Records shown »
════

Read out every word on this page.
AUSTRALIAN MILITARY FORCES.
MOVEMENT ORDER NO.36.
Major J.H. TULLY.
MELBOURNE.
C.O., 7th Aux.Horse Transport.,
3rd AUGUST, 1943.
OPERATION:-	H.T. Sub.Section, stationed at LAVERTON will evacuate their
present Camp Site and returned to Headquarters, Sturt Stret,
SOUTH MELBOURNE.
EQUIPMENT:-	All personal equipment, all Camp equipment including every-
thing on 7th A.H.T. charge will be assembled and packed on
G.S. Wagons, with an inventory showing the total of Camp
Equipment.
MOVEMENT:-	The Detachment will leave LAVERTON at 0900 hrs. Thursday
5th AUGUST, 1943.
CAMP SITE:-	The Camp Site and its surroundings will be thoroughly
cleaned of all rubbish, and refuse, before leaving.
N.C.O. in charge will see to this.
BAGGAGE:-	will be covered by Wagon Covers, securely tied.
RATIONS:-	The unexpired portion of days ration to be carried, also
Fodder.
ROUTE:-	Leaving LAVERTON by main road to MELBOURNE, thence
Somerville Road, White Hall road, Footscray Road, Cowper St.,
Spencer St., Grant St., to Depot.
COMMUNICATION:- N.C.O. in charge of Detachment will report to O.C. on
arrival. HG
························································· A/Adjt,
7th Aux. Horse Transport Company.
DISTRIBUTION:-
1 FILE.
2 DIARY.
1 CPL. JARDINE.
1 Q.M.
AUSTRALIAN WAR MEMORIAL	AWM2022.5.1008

════

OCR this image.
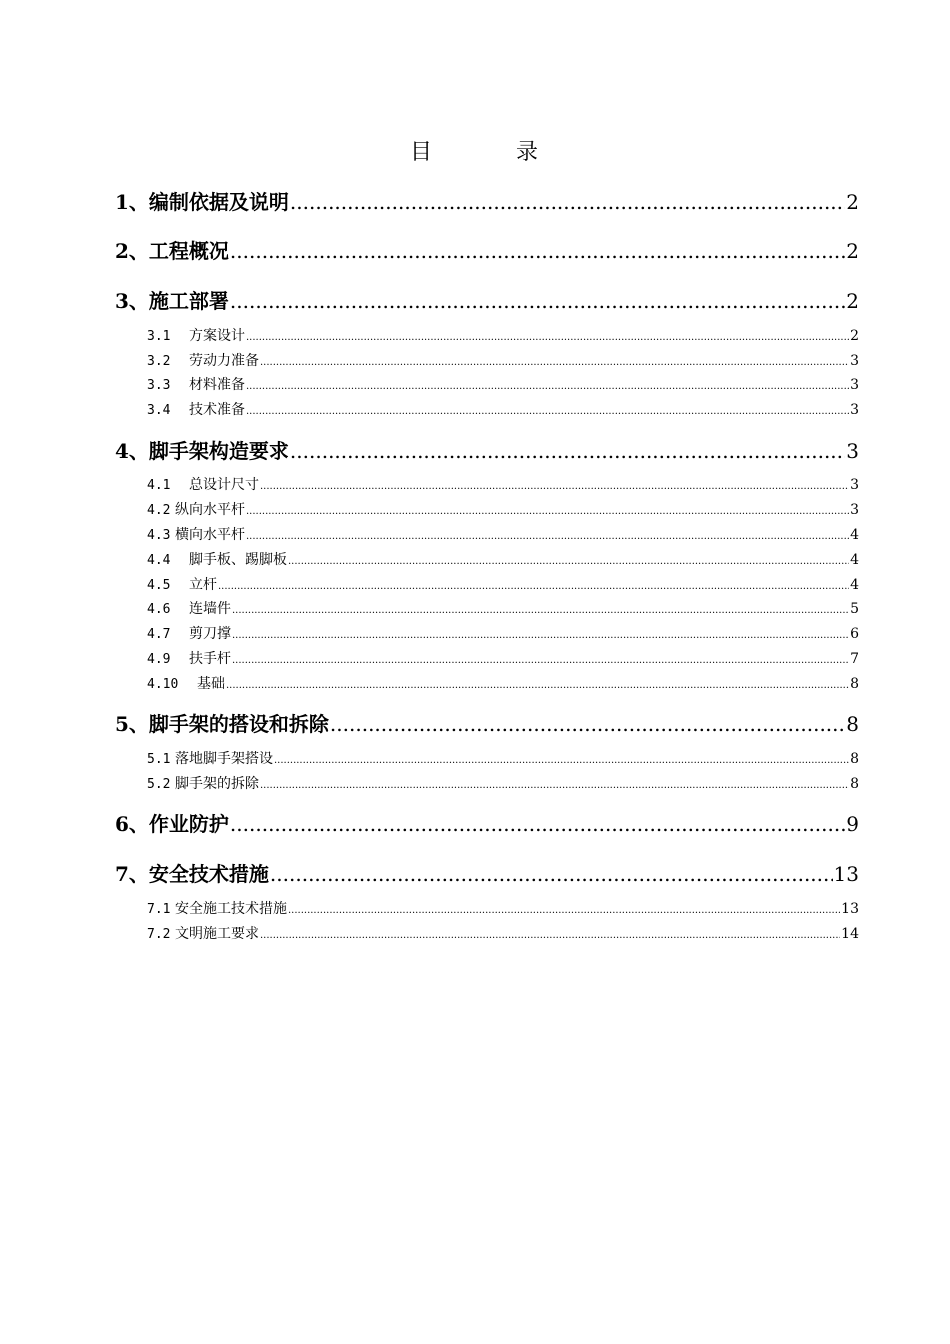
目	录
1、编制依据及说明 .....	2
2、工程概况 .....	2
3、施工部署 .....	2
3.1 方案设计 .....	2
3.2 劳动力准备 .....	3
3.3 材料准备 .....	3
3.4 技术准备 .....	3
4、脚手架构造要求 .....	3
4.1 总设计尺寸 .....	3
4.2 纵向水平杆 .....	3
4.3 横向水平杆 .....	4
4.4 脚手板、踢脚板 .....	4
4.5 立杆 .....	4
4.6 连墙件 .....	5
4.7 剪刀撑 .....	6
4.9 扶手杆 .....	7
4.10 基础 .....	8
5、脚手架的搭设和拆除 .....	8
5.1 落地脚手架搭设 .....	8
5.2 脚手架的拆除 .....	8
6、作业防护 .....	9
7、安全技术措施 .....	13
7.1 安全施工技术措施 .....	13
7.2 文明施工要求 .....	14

════

What to do »
Which lines of the material contain the string "every"? List each of them.

Exercise output »
Read out every word on this page.
EQUIPMENT:-	All personal equipment, all Camp equipment including every-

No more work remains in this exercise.